(Entries from a page text collection)
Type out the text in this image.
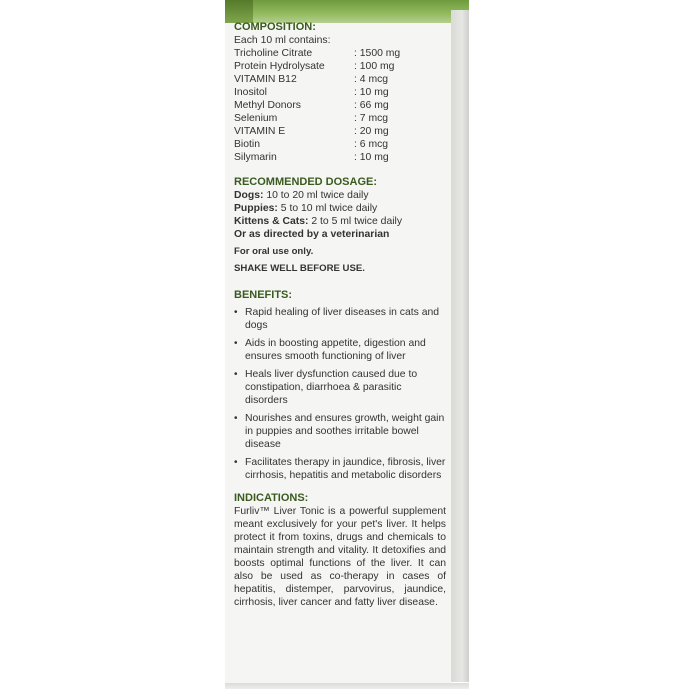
COMPOSITION:
Each 10 ml contains:
Tricholine Citrate	: 1500 mg
Protein Hydrolysate	: 100 mg
VITAMIN B12	: 4 mcg
Inositol	: 10 mg
Methyl Donors	: 66 mg
Selenium	: 7 mcg
VITAMIN E	: 20 mg
Biotin	: 6 mcg
Silymarin	: 10 mg
RECOMMENDED DOSAGE:
Dogs: 10 to 20 ml twice daily
Puppies: 5 to 10 ml twice daily
Kittens & Cats: 2 to 5 ml twice daily
Or as directed by a veterinarian
For oral use only.
SHAKE WELL BEFORE USE.
BENEFITS:
• Rapid healing of liver diseases in cats and dogs
• Aids in boosting appetite, digestion and ensures smooth functioning of liver
• Heals liver dysfunction caused due to constipation, diarrhoea & parasitic disorders
• Nourishes and ensures growth, weight gain in puppies and soothes irritable bowel disease
• Facilitates therapy in jaundice, fibrosis, liver cirrhosis, hepatitis and metabolic disorders
INDICATIONS:
Furliv™ Liver Tonic is a powerful supplement meant exclusively for your pet's liver. It helps protect it from toxins, drugs and chemicals to maintain strength and vitality. It detoxifies and boosts optimal functions of the liver. It can also be used as co-therapy in cases of hepatitis, distemper, parvovirus, jaundice, cirrhosis, liver cancer and fatty liver disease.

### Exercise directions
Find each line above that contains "liver", and copy those lines.

### Answer box
• Rapid healing of liver diseases in cats and dogs
• Aids in boosting appetite, digestion and ensures smooth functioning of liver
• Heals liver dysfunction caused due to constipation, diarrhoea & parasitic disorders
• Facilitates therapy in jaundice, fibrosis, liver cirrhosis, hepatitis and metabolic disorders
Furliv™ Liver Tonic is a powerful supplement meant exclusively for your pet's liver. It helps protect it from toxins, drugs and chemicals to maintain strength and vitality. It detoxifies and boosts optimal functions of the liver. It can also be used as co-therapy in cases of hepatitis, distemper, parvovirus, jaundice, cirrhosis, liver cancer and fatty liver disease.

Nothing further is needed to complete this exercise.